Wherever the word "name" shows up in a line, please copy that line.

**** DATA FOR THIS TASK ****

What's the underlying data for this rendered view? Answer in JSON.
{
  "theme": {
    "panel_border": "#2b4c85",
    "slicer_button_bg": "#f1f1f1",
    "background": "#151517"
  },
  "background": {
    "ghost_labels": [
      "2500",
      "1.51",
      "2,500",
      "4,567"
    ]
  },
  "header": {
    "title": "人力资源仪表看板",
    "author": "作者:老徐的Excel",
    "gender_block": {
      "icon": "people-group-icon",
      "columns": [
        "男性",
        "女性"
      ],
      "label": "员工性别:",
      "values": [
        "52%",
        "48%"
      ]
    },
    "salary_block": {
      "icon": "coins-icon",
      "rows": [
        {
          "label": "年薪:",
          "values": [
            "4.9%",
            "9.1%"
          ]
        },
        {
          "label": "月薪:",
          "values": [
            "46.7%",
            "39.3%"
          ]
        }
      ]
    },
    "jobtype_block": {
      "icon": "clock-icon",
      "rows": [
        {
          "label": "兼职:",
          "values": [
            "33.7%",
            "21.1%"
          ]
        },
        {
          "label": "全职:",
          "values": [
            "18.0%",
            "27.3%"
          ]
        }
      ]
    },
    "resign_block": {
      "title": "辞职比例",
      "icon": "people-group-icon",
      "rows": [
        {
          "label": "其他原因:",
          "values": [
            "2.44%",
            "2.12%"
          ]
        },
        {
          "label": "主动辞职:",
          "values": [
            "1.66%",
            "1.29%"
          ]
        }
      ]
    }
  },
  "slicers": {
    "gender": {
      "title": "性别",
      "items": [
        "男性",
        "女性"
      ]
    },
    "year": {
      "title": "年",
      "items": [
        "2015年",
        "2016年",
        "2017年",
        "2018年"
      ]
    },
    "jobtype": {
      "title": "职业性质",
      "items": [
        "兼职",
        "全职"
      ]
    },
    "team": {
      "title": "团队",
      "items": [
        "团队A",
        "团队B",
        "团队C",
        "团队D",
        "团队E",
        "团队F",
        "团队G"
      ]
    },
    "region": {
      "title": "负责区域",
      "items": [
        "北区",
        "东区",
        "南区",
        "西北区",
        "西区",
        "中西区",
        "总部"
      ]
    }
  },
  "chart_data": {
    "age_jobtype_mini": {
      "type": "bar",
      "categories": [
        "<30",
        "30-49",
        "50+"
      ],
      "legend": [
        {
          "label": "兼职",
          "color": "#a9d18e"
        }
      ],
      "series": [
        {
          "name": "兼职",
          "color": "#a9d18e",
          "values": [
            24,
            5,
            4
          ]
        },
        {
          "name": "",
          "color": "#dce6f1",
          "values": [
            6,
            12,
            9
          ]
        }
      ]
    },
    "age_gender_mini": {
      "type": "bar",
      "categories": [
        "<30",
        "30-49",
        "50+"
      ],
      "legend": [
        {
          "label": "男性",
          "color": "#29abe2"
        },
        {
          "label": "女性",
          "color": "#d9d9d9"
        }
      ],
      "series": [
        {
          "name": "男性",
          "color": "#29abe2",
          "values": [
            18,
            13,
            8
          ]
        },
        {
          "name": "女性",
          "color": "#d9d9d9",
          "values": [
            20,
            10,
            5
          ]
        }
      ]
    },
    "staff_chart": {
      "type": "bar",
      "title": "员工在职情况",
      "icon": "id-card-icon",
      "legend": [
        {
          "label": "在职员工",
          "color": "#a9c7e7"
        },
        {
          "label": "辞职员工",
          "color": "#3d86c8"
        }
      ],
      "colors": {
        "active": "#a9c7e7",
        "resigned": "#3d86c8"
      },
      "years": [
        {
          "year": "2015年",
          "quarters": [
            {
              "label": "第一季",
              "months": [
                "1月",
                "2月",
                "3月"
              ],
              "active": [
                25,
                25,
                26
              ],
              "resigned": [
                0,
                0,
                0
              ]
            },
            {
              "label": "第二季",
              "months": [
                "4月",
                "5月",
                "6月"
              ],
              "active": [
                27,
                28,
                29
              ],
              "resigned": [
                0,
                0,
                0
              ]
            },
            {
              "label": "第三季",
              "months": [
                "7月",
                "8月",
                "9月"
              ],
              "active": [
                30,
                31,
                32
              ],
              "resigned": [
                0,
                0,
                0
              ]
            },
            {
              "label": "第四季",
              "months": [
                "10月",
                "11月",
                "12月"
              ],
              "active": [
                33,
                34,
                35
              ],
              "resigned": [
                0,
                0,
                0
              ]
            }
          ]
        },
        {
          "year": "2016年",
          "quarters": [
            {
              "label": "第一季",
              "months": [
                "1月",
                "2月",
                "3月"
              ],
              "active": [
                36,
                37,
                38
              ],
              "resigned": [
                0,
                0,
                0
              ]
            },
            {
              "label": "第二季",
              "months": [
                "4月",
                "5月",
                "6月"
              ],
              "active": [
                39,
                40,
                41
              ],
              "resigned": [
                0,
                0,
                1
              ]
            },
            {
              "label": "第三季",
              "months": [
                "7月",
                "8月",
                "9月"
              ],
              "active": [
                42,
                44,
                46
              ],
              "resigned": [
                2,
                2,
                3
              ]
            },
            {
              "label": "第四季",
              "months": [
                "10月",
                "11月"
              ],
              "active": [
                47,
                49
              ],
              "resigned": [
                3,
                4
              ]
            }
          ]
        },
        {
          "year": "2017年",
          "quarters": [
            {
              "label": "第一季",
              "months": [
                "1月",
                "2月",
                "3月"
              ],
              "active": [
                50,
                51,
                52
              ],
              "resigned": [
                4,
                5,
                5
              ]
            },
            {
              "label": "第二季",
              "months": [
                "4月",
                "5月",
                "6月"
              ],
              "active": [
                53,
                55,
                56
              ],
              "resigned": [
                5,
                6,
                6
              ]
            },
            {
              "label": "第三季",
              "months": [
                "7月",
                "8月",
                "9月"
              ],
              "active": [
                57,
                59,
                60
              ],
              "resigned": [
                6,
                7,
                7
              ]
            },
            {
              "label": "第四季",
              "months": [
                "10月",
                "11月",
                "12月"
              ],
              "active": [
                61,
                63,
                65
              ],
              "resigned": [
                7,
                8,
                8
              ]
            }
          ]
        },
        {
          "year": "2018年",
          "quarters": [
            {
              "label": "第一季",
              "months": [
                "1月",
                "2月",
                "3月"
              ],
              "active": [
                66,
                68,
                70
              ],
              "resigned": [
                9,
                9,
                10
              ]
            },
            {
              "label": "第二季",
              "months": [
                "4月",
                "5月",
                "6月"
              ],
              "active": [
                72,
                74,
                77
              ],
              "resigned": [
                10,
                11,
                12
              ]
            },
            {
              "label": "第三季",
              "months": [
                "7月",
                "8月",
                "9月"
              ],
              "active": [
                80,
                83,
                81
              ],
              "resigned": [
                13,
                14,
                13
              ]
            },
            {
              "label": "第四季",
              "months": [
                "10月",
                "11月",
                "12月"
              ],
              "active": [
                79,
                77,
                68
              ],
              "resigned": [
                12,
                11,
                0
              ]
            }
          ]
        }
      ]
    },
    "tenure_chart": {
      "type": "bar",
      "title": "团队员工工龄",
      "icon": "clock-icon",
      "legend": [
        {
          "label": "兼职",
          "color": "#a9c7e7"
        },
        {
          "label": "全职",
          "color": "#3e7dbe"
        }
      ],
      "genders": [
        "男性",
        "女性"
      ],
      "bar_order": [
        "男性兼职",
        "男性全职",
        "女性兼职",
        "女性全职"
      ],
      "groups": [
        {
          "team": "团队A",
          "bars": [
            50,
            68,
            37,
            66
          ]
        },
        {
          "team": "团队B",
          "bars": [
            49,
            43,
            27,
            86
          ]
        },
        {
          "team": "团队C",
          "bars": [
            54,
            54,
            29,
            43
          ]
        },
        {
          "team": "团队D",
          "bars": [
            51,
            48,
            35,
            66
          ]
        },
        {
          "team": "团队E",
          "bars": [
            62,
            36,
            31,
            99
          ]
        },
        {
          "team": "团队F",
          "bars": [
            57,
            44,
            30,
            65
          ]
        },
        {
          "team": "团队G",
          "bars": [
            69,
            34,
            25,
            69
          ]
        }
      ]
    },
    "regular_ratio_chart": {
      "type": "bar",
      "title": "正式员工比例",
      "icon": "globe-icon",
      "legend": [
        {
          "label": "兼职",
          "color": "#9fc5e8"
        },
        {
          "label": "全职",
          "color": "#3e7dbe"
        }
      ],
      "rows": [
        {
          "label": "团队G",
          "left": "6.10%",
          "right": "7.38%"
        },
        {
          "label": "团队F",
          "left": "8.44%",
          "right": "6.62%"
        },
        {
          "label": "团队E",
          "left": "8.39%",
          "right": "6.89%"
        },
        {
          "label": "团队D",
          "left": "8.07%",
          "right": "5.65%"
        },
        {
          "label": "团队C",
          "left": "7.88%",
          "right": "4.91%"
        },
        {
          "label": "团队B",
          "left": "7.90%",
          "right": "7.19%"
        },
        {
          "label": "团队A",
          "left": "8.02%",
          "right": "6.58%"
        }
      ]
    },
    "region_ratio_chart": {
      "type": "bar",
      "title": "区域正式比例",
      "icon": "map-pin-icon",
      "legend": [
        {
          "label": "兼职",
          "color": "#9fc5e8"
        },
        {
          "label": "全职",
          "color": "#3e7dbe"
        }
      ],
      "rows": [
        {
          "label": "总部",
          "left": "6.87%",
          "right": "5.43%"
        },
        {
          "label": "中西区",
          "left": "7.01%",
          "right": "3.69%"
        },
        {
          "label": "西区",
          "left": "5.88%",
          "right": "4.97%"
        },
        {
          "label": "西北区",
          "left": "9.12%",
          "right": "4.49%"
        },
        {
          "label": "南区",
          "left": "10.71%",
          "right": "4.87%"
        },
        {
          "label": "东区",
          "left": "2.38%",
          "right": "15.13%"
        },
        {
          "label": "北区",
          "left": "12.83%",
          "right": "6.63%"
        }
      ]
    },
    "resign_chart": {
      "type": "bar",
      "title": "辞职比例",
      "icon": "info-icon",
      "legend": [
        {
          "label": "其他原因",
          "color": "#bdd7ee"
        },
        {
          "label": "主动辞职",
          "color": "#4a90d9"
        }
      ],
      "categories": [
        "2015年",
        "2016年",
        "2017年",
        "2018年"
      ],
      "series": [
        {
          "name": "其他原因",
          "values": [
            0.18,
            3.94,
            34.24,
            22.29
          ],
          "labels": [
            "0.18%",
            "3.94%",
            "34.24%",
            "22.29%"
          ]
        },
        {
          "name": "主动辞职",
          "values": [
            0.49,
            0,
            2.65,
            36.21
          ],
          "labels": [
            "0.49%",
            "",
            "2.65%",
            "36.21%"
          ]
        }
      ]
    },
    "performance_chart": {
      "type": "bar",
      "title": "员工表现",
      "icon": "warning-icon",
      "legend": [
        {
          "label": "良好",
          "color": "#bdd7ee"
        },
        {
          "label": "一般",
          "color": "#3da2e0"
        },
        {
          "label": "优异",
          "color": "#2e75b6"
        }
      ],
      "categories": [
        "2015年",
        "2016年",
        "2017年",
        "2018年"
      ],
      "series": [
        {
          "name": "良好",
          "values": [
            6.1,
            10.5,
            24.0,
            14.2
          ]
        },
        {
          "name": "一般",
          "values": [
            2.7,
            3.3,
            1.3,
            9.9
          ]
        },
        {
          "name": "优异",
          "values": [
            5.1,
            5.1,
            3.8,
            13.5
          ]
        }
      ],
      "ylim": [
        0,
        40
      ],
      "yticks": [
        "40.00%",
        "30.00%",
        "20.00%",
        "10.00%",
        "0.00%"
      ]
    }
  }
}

****

TASK ANSWER:
          "name": "兼职",
          "name": "",
          "name": "男性",
          "name": "女性",
          "name": "其他原因",
          "name": "主动辞职",
          "name": "良好",
          "name": "一般",
          "name": "优异",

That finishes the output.